Data listing
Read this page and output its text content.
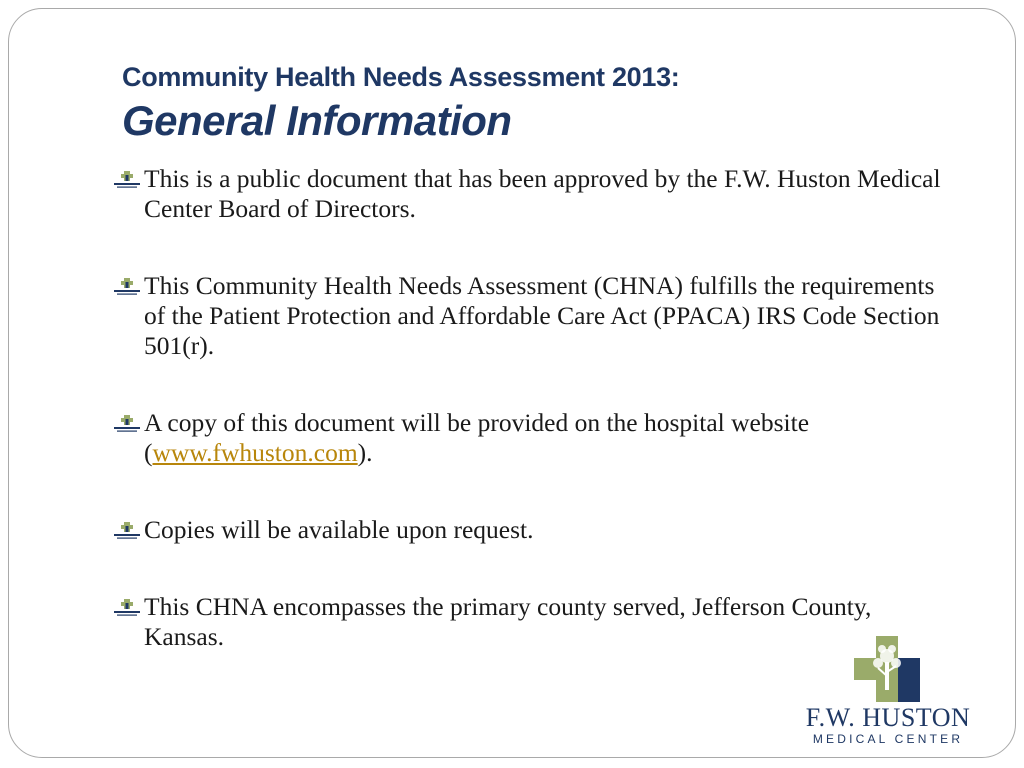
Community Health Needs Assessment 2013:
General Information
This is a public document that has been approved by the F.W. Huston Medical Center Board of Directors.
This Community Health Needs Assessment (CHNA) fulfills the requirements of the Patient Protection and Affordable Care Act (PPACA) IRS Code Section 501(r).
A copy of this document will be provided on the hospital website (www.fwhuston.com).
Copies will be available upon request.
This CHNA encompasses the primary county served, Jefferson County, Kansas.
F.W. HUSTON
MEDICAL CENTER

Aim: Write the material out again exactly as it appears, dropping the pictures.

Task result:
Read this page and output its text content.
Community Health Needs Assessment 2013:
General Information
This is a public document that has been approved by the F.W. Huston Medical Center Board of Directors.
This Community Health Needs Assessment (CHNA) fulfills the requirements of the Patient Protection and Affordable Care Act (PPACA) IRS Code Section 501(r).
A copy of this document will be provided on the hospital website (www.fwhuston.com).
Copies will be available upon request.
This CHNA encompasses the primary county served, Jefferson County, Kansas.
F.W. HUSTON
MEDICAL CENTER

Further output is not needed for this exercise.